_WHAT YOU ARE ASKED TO DO_
In this exercise, return the whole listing exactly, excluding any images.
=== DATA FOR THIS EXERCISE ===
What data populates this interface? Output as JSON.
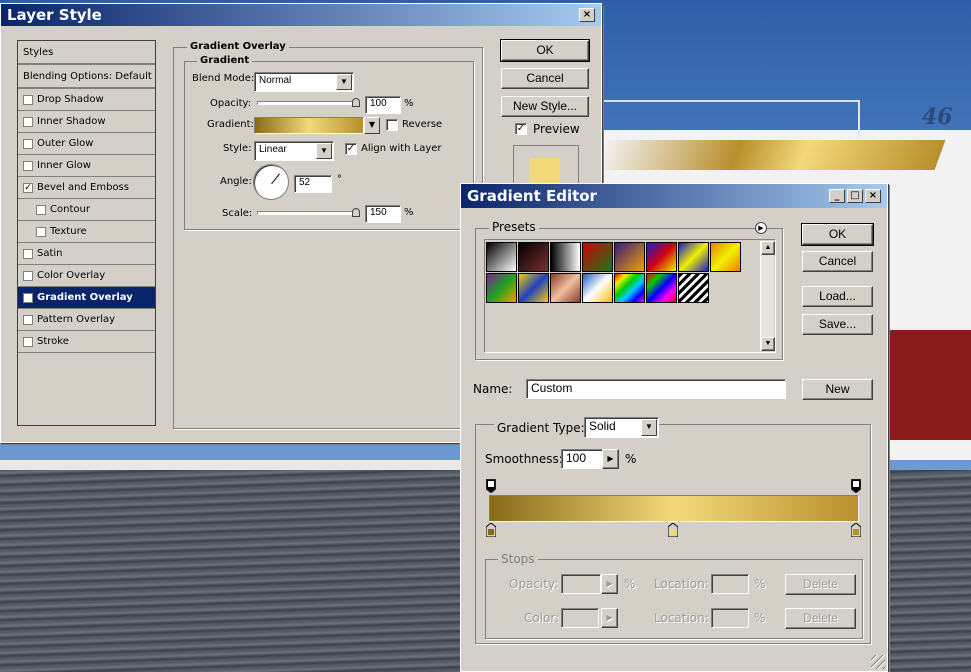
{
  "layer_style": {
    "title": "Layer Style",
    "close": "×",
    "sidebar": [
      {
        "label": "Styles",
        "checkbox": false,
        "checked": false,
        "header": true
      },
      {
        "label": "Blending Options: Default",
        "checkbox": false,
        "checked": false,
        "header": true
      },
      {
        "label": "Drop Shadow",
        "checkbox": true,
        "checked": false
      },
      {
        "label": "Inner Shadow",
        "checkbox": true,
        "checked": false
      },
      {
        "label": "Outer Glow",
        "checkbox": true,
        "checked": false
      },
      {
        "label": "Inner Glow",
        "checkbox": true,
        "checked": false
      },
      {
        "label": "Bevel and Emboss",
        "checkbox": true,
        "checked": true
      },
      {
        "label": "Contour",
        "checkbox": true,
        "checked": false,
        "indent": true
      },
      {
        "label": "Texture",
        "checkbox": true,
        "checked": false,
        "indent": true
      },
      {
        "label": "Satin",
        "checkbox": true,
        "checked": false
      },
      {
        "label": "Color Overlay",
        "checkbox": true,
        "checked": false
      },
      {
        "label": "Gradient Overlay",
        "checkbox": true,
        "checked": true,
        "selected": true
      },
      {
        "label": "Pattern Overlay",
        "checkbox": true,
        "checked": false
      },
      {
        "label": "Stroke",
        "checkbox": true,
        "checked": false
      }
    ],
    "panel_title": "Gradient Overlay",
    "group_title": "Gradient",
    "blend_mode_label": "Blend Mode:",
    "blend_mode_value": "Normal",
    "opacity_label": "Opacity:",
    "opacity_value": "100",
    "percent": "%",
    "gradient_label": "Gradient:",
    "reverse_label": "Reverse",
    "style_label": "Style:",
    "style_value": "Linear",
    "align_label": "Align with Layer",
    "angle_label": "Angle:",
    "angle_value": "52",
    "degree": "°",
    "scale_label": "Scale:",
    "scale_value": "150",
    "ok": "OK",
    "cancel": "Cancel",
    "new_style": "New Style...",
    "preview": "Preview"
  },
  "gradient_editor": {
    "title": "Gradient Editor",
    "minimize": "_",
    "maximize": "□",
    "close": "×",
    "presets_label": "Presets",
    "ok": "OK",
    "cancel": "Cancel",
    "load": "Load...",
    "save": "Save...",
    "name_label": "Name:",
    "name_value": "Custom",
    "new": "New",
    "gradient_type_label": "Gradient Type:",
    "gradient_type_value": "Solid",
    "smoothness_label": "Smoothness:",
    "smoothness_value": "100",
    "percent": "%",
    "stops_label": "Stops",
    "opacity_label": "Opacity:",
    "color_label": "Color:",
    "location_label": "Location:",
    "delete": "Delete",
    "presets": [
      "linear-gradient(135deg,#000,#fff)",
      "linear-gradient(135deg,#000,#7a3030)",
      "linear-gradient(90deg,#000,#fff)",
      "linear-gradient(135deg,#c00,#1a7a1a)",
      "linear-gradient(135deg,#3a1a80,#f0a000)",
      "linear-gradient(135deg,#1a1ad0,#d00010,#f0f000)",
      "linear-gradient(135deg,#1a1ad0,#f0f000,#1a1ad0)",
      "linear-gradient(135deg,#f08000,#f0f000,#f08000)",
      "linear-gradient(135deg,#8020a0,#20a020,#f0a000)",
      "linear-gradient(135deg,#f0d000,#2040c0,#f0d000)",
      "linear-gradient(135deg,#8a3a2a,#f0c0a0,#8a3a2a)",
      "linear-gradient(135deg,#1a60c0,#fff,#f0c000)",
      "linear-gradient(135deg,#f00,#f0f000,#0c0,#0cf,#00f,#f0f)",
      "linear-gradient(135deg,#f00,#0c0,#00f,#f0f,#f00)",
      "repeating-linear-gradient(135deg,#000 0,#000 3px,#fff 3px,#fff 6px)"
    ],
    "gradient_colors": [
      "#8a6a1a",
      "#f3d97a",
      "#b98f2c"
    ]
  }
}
===
_RIGHT ANSWER_
What data populates this interface? Output as JSON.
{
  "layer_style": {
    "title": "Layer Style",
    "close": "×",
    "sidebar": [
      {
        "label": "Styles",
        "checkbox": false,
        "checked": false,
        "header": true
      },
      {
        "label": "Blending Options: Default",
        "checkbox": false,
        "checked": false,
        "header": true
      },
      {
        "label": "Drop Shadow",
        "checkbox": true,
        "checked": false
      },
      {
        "label": "Inner Shadow",
        "checkbox": true,
        "checked": false
      },
      {
        "label": "Outer Glow",
        "checkbox": true,
        "checked": false
      },
      {
        "label": "Inner Glow",
        "checkbox": true,
        "checked": false
      },
      {
        "label": "Bevel and Emboss",
        "checkbox": true,
        "checked": true
      },
      {
        "label": "Contour",
        "checkbox": true,
        "checked": false,
        "indent": true
      },
      {
        "label": "Texture",
        "checkbox": true,
        "checked": false,
        "indent": true
      },
      {
        "label": "Satin",
        "checkbox": true,
        "checked": false
      },
      {
        "label": "Color Overlay",
        "checkbox": true,
        "checked": false
      },
      {
        "label": "Gradient Overlay",
        "checkbox": true,
        "checked": true,
        "selected": true
      },
      {
        "label": "Pattern Overlay",
        "checkbox": true,
        "checked": false
      },
      {
        "label": "Stroke",
        "checkbox": true,
        "checked": false
      }
    ],
    "panel_title": "Gradient Overlay",
    "group_title": "Gradient",
    "blend_mode_label": "Blend Mode:",
    "blend_mode_value": "Normal",
    "opacity_label": "Opacity:",
    "opacity_value": "100",
    "percent": "%",
    "gradient_label": "Gradient:",
    "reverse_label": "Reverse",
    "style_label": "Style:",
    "style_value": "Linear",
    "align_label": "Align with Layer",
    "angle_label": "Angle:",
    "angle_value": "52",
    "degree": "°",
    "scale_label": "Scale:",
    "scale_value": "150",
    "ok": "OK",
    "cancel": "Cancel",
    "new_style": "New Style...",
    "preview": "Preview"
  },
  "gradient_editor": {
    "title": "Gradient Editor",
    "minimize": "_",
    "maximize": "□",
    "close": "×",
    "presets_label": "Presets",
    "ok": "OK",
    "cancel": "Cancel",
    "load": "Load...",
    "save": "Save...",
    "name_label": "Name:",
    "name_value": "Custom",
    "new": "New",
    "gradient_type_label": "Gradient Type:",
    "gradient_type_value": "Solid",
    "smoothness_label": "Smoothness:",
    "smoothness_value": "100",
    "percent": "%",
    "stops_label": "Stops",
    "opacity_label": "Opacity:",
    "color_label": "Color:",
    "location_label": "Location:",
    "delete": "Delete",
    "presets": [
      "linear-gradient(135deg,#000,#fff)",
      "linear-gradient(135deg,#000,#7a3030)",
      "linear-gradient(90deg,#000,#fff)",
      "linear-gradient(135deg,#c00,#1a7a1a)",
      "linear-gradient(135deg,#3a1a80,#f0a000)",
      "linear-gradient(135deg,#1a1ad0,#d00010,#f0f000)",
      "linear-gradient(135deg,#1a1ad0,#f0f000,#1a1ad0)",
      "linear-gradient(135deg,#f08000,#f0f000,#f08000)",
      "linear-gradient(135deg,#8020a0,#20a020,#f0a000)",
      "linear-gradient(135deg,#f0d000,#2040c0,#f0d000)",
      "linear-gradient(135deg,#8a3a2a,#f0c0a0,#8a3a2a)",
      "linear-gradient(135deg,#1a60c0,#fff,#f0c000)",
      "linear-gradient(135deg,#f00,#f0f000,#0c0,#0cf,#00f,#f0f)",
      "linear-gradient(135deg,#f00,#0c0,#00f,#f0f,#f00)",
      "repeating-linear-gradient(135deg,#000 0,#000 3px,#fff 3px,#fff 6px)"
    ],
    "gradient_colors": [
      "#8a6a1a",
      "#f3d97a",
      "#b98f2c"
    ]
  }
}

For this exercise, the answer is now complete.